Figure contents as structured data:
##############################
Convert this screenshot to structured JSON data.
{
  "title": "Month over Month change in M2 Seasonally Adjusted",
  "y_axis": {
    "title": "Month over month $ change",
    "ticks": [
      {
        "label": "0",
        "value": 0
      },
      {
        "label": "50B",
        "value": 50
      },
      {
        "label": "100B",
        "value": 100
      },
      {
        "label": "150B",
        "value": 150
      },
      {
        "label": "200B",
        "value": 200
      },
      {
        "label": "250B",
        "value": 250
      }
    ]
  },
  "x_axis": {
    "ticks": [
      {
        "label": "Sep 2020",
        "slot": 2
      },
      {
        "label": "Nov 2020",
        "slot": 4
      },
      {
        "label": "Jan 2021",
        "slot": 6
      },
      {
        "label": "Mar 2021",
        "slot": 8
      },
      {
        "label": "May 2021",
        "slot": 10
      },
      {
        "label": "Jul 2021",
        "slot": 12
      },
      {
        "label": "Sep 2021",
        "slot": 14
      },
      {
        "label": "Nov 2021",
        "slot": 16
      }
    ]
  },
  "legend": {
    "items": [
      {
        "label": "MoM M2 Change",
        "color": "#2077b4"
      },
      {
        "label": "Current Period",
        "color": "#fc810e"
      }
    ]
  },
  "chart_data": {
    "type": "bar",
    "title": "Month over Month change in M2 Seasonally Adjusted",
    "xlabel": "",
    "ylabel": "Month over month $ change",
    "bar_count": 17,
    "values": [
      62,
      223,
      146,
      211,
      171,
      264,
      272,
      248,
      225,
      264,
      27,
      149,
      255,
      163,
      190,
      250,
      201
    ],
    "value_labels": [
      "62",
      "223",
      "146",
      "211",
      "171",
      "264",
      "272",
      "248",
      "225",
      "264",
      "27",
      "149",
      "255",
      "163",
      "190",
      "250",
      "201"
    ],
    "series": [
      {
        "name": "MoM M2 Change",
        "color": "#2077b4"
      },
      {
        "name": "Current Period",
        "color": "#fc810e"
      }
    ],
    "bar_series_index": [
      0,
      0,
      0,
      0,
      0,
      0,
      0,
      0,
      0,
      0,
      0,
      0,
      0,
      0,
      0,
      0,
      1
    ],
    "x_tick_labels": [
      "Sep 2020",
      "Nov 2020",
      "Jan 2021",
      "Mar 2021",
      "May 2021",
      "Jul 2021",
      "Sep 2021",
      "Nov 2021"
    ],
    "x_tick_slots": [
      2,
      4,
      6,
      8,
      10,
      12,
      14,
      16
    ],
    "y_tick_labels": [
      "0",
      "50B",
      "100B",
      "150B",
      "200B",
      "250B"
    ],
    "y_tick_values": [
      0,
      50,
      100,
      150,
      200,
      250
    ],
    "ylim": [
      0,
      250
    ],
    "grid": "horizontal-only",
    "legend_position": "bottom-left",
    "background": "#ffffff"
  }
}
##############################
● **Written request**: Show every line of the records above that contains the word "Period".

● **Solution**:
        "label": "Current Period",
        "name": "Current Period",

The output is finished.